• Given request: Where a line holds the word "this", copy that line.

• Provided data:
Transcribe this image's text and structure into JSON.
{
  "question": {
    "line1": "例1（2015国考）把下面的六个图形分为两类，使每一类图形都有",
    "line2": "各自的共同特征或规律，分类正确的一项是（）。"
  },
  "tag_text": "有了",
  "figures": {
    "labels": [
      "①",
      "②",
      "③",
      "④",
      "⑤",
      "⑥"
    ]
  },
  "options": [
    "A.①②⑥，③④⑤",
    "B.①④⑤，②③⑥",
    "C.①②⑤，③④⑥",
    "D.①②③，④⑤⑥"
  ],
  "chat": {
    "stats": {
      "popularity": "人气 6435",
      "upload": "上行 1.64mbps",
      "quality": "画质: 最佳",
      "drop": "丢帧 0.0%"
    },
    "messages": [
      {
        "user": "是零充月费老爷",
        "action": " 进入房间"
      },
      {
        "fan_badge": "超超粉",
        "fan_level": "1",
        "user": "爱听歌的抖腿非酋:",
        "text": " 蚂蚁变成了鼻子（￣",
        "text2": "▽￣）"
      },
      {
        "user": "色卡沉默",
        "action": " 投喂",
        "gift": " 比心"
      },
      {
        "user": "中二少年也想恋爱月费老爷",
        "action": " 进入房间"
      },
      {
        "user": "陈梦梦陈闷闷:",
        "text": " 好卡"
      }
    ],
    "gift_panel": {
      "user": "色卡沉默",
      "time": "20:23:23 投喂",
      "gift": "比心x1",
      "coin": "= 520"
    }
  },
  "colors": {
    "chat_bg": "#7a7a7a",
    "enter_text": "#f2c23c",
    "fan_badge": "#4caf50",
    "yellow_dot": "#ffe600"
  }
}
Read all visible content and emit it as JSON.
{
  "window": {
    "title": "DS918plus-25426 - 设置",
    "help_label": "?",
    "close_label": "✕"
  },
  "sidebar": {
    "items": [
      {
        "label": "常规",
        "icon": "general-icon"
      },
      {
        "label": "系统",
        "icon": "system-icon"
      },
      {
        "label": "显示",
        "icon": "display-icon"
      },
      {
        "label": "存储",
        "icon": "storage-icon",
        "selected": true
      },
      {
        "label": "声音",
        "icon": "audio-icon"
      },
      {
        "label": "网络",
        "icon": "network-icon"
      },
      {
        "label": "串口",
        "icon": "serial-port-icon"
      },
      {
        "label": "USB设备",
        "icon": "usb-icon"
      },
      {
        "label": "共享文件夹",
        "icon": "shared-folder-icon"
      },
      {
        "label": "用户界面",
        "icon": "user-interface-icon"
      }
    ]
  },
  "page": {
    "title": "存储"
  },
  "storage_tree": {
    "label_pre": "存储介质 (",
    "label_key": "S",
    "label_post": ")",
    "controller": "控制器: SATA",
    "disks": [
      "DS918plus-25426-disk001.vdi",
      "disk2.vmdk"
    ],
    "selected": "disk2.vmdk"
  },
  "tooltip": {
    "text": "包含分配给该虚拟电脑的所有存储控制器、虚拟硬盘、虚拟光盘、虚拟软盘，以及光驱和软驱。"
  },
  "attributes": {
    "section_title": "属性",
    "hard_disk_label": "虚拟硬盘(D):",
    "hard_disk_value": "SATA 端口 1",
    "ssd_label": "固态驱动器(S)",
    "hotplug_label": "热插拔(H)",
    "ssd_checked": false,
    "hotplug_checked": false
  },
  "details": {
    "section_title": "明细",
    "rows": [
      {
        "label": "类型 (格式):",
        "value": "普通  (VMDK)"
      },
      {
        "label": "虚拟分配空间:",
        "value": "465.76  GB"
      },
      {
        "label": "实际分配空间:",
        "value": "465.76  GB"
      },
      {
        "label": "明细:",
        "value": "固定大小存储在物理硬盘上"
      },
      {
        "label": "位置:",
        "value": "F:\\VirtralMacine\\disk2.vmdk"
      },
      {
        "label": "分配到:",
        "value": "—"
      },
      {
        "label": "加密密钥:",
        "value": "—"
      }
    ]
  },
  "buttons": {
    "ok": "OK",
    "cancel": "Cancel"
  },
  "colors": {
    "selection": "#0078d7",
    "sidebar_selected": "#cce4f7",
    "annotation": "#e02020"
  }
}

---

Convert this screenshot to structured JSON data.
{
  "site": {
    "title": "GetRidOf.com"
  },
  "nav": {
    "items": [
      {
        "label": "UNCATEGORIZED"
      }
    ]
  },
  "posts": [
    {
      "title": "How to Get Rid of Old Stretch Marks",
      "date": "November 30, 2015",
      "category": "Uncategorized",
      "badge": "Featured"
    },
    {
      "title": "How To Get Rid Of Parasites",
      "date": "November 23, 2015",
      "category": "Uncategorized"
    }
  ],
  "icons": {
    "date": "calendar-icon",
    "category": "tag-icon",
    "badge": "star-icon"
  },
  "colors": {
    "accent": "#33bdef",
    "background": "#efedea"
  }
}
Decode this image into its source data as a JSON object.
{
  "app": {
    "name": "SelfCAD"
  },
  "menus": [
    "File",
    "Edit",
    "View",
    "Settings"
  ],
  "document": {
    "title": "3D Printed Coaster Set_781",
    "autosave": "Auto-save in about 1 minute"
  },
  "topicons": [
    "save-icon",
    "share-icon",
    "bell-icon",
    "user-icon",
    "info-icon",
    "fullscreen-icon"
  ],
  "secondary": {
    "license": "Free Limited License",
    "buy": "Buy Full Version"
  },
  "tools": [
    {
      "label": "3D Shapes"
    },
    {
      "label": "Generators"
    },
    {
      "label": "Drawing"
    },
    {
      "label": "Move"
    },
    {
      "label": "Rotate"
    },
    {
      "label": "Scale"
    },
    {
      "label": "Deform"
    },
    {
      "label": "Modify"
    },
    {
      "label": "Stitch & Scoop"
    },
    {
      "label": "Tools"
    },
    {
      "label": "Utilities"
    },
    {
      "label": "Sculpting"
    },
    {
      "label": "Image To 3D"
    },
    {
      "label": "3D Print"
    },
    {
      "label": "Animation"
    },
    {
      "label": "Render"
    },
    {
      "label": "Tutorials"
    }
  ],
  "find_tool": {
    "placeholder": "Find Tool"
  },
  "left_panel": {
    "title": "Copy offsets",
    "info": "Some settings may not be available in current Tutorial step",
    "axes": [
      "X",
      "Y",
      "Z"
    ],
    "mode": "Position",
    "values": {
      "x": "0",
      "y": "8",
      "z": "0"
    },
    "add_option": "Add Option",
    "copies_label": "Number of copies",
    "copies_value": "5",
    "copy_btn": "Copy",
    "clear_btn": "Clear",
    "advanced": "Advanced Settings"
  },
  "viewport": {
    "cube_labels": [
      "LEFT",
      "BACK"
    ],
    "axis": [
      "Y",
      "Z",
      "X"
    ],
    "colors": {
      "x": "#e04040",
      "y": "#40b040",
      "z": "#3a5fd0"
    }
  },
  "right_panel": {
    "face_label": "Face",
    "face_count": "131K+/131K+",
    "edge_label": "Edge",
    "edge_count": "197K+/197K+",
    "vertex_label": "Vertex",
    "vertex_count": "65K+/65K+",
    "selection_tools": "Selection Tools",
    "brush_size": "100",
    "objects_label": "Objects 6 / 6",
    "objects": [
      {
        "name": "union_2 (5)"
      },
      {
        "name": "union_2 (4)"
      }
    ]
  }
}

• Written solution:
Transcribe this image's text and structure into JSON.
Convert this screenshot to structured JSON data.
Decode this image into its source data as a JSON object.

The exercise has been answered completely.